SHORT EXERCISE: Repeat every entry word for word, but leave the images out of your copy.

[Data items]
____________________

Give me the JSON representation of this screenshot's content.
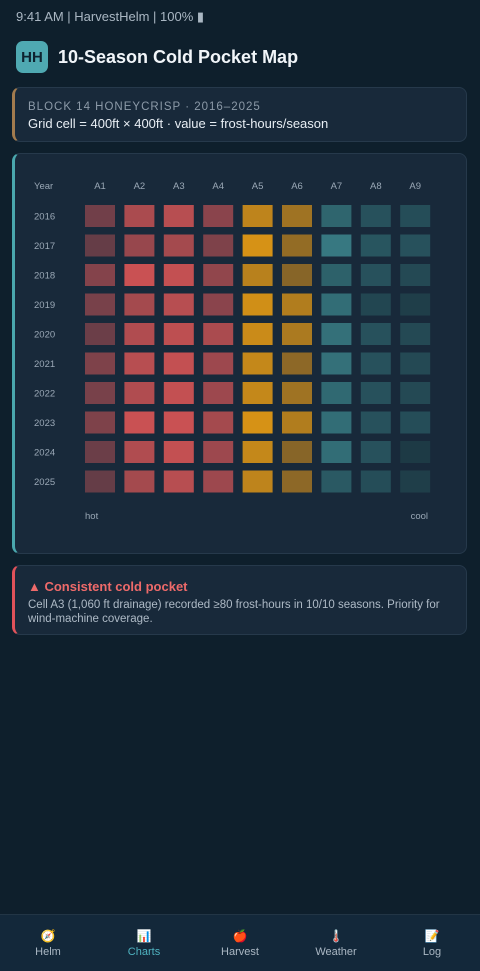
{
  "status_bar": {
    "text": "9:41 AM | HarvestHelm | 100% ▮"
  },
  "header": {
    "logo": "HH",
    "title": "10-Season Cold Pocket Map"
  },
  "info": {
    "overline": "BLOCK 14 HONEYCRISP · 2016–2025",
    "description": "Grid cell = 400ft × 400ft · value = frost-hours/season"
  },
  "colors": {
    "background": "#0e1f2c",
    "card": "#18293a",
    "accent_teal": "#4aa7ad",
    "accent_red": "#e0525a",
    "accent_brown": "#a27b4e"
  },
  "chart_data": {
    "type": "heatmap",
    "corner_label": "Year",
    "columns": [
      "A1",
      "A2",
      "A3",
      "A4",
      "A5",
      "A6",
      "A7",
      "A8",
      "A9"
    ],
    "rows": [
      "2016",
      "2017",
      "2018",
      "2019",
      "2020",
      "2021",
      "2022",
      "2023",
      "2024",
      "2025"
    ],
    "scale_labels": {
      "low": "hot",
      "high": "cool"
    },
    "values": [
      [
        0.2,
        0.65,
        0.75,
        0.4,
        0.8,
        0.55,
        0.65,
        0.4,
        0.35
      ],
      [
        0.1,
        0.5,
        0.6,
        0.3,
        1.0,
        0.45,
        0.9,
        0.45,
        0.4
      ],
      [
        0.35,
        0.9,
        0.85,
        0.45,
        0.75,
        0.35,
        0.6,
        0.4,
        0.3
      ],
      [
        0.25,
        0.6,
        0.75,
        0.4,
        0.95,
        0.7,
        0.75,
        0.25,
        0.15
      ],
      [
        0.15,
        0.7,
        0.8,
        0.65,
        0.9,
        0.65,
        0.8,
        0.4,
        0.3
      ],
      [
        0.3,
        0.75,
        0.85,
        0.55,
        0.85,
        0.4,
        0.8,
        0.4,
        0.3
      ],
      [
        0.25,
        0.7,
        0.85,
        0.55,
        0.85,
        0.55,
        0.7,
        0.4,
        0.3
      ],
      [
        0.3,
        0.9,
        0.9,
        0.6,
        1.0,
        0.7,
        0.75,
        0.4,
        0.35
      ],
      [
        0.15,
        0.7,
        0.85,
        0.55,
        0.85,
        0.35,
        0.75,
        0.4,
        0.1
      ],
      [
        0.1,
        0.6,
        0.75,
        0.55,
        0.8,
        0.4,
        0.5,
        0.35,
        0.15
      ]
    ],
    "column_hues": [
      "red",
      "red",
      "red",
      "red",
      "amber",
      "amber",
      "teal",
      "teal",
      "teal"
    ]
  },
  "alert": {
    "title": "▲ Consistent cold pocket",
    "body": "Cell A3 (1,060 ft drainage) recorded ≥80 frost-hours in 10/10 seasons. Priority for wind-machine coverage."
  },
  "tabs": [
    {
      "label": "Helm",
      "icon": "🧭",
      "icon_name": "compass-icon",
      "active": false
    },
    {
      "label": "Charts",
      "icon": "📊",
      "icon_name": "bar-chart-icon",
      "active": true
    },
    {
      "label": "Harvest",
      "icon": "🍎",
      "icon_name": "apple-icon",
      "active": false
    },
    {
      "label": "Weather",
      "icon": "🌡️",
      "icon_name": "thermometer-icon",
      "active": false
    },
    {
      "label": "Log",
      "icon": "📝",
      "icon_name": "memo-icon",
      "active": false
    }
  ]
}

____________________

RESULT OF THE TASK:
Give me the JSON representation of this screenshot's content.
{
  "status_bar": {
    "text": "9:41 AM | HarvestHelm | 100% ▮"
  },
  "header": {
    "logo": "HH",
    "title": "10-Season Cold Pocket Map"
  },
  "info": {
    "overline": "BLOCK 14 HONEYCRISP · 2016–2025",
    "description": "Grid cell = 400ft × 400ft · value = frost-hours/season"
  },
  "colors": {
    "background": "#0e1f2c",
    "card": "#18293a",
    "accent_teal": "#4aa7ad",
    "accent_red": "#e0525a",
    "accent_brown": "#a27b4e"
  },
  "chart_data": {
    "type": "heatmap",
    "corner_label": "Year",
    "columns": [
      "A1",
      "A2",
      "A3",
      "A4",
      "A5",
      "A6",
      "A7",
      "A8",
      "A9"
    ],
    "rows": [
      "2016",
      "2017",
      "2018",
      "2019",
      "2020",
      "2021",
      "2022",
      "2023",
      "2024",
      "2025"
    ],
    "scale_labels": {
      "low": "hot",
      "high": "cool"
    },
    "values": [
      [
        0.2,
        0.65,
        0.75,
        0.4,
        0.8,
        0.55,
        0.65,
        0.4,
        0.35
      ],
      [
        0.1,
        0.5,
        0.6,
        0.3,
        1.0,
        0.45,
        0.9,
        0.45,
        0.4
      ],
      [
        0.35,
        0.9,
        0.85,
        0.45,
        0.75,
        0.35,
        0.6,
        0.4,
        0.3
      ],
      [
        0.25,
        0.6,
        0.75,
        0.4,
        0.95,
        0.7,
        0.75,
        0.25,
        0.15
      ],
      [
        0.15,
        0.7,
        0.8,
        0.65,
        0.9,
        0.65,
        0.8,
        0.4,
        0.3
      ],
      [
        0.3,
        0.75,
        0.85,
        0.55,
        0.85,
        0.4,
        0.8,
        0.4,
        0.3
      ],
      [
        0.25,
        0.7,
        0.85,
        0.55,
        0.85,
        0.55,
        0.7,
        0.4,
        0.3
      ],
      [
        0.3,
        0.9,
        0.9,
        0.6,
        1.0,
        0.7,
        0.75,
        0.4,
        0.35
      ],
      [
        0.15,
        0.7,
        0.85,
        0.55,
        0.85,
        0.35,
        0.75,
        0.4,
        0.1
      ],
      [
        0.1,
        0.6,
        0.75,
        0.55,
        0.8,
        0.4,
        0.5,
        0.35,
        0.15
      ]
    ],
    "column_hues": [
      "red",
      "red",
      "red",
      "red",
      "amber",
      "amber",
      "teal",
      "teal",
      "teal"
    ]
  },
  "alert": {
    "title": "▲ Consistent cold pocket",
    "body": "Cell A3 (1,060 ft drainage) recorded ≥80 frost-hours in 10/10 seasons. Priority for wind-machine coverage."
  },
  "tabs": [
    {
      "label": "Helm",
      "icon": "🧭",
      "icon_name": "compass-icon",
      "active": false
    },
    {
      "label": "Charts",
      "icon": "📊",
      "icon_name": "bar-chart-icon",
      "active": true
    },
    {
      "label": "Harvest",
      "icon": "🍎",
      "icon_name": "apple-icon",
      "active": false
    },
    {
      "label": "Weather",
      "icon": "🌡️",
      "icon_name": "thermometer-icon",
      "active": false
    },
    {
      "label": "Log",
      "icon": "📝",
      "icon_name": "memo-icon",
      "active": false
    }
  ]
}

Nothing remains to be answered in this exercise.